**Entries provided:**
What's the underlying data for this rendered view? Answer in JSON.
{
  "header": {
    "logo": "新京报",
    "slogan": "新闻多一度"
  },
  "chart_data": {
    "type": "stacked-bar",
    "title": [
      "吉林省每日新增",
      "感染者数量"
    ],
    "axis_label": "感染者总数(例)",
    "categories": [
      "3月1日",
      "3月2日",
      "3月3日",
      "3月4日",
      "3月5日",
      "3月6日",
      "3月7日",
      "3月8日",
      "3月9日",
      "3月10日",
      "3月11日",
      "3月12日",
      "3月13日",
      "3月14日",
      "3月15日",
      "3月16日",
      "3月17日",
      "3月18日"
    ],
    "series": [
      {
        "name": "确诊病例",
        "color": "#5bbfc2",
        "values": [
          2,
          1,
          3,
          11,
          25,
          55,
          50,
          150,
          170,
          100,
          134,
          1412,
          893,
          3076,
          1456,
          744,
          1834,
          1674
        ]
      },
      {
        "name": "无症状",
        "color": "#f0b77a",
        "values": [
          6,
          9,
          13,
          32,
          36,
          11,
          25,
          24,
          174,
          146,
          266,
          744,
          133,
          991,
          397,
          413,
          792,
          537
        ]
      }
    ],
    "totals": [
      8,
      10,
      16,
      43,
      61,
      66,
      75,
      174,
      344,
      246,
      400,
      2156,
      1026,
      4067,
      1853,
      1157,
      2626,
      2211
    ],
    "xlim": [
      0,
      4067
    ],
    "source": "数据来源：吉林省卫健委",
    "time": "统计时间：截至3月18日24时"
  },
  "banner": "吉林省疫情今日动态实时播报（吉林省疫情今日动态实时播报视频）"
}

---

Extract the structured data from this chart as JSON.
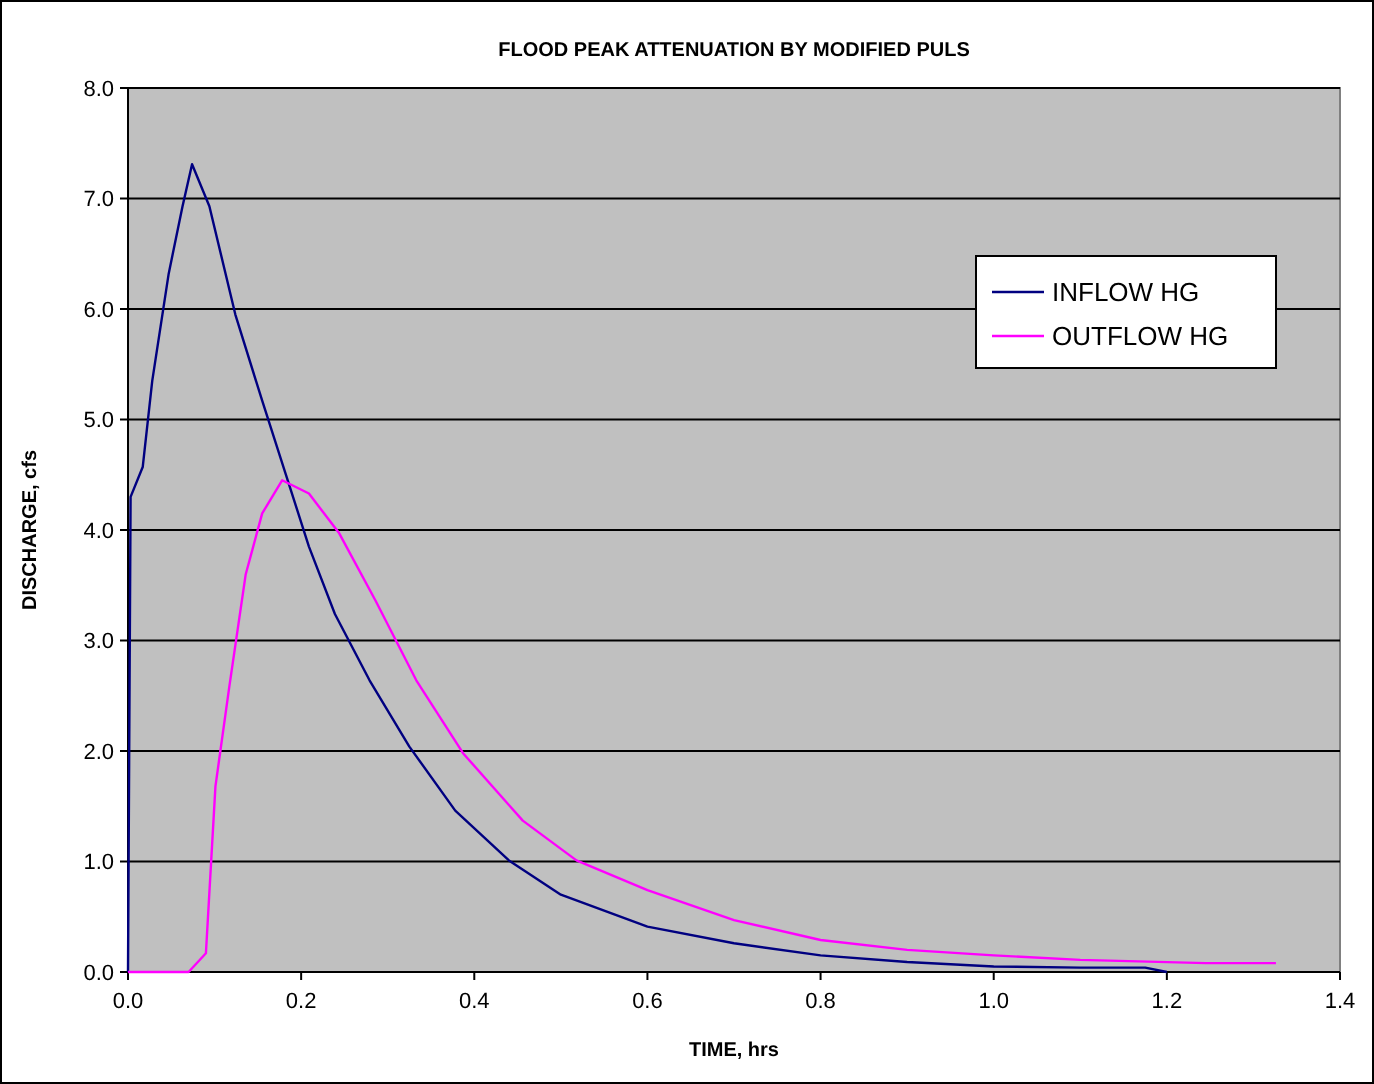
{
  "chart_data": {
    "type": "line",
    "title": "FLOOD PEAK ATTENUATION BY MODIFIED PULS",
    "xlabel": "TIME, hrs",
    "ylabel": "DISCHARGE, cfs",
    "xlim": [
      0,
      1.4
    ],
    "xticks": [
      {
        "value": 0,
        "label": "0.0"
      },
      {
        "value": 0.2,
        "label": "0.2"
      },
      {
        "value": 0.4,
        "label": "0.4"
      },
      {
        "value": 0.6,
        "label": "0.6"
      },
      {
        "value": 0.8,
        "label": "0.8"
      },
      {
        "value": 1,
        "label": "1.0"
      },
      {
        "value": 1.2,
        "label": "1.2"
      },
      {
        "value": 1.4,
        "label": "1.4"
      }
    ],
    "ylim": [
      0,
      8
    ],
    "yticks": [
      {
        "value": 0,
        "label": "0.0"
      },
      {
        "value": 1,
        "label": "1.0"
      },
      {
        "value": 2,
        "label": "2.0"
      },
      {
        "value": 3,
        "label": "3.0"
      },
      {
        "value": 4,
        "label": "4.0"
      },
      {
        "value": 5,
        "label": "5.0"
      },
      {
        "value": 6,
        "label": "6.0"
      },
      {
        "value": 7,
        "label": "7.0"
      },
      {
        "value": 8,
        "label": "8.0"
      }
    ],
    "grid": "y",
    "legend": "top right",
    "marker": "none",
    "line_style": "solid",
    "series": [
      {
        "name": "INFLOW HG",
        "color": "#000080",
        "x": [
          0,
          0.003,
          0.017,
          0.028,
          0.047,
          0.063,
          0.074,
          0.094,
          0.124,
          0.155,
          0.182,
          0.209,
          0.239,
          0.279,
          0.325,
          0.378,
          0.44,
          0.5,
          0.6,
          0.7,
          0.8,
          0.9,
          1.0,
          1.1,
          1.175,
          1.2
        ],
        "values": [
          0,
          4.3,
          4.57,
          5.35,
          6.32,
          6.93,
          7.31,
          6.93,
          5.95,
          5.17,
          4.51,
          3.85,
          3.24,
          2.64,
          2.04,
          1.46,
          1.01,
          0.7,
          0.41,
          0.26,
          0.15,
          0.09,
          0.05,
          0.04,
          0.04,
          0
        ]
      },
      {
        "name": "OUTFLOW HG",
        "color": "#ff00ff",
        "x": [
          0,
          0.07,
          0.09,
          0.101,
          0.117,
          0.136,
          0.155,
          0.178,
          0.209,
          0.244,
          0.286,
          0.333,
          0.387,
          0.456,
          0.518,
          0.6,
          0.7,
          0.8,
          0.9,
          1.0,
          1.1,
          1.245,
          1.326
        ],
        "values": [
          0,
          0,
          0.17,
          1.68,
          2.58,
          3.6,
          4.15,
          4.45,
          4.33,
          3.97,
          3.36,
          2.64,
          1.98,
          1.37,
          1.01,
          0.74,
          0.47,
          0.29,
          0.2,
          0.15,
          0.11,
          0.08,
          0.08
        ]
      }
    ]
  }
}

**Exercise aim:** Report each line in the data that holds the word "name".

**Expected output:**
        "name": "确诊病例",
        "name": "无症状",
        "name": "INFLOW HG",
        "name": "OUTFLOW HG",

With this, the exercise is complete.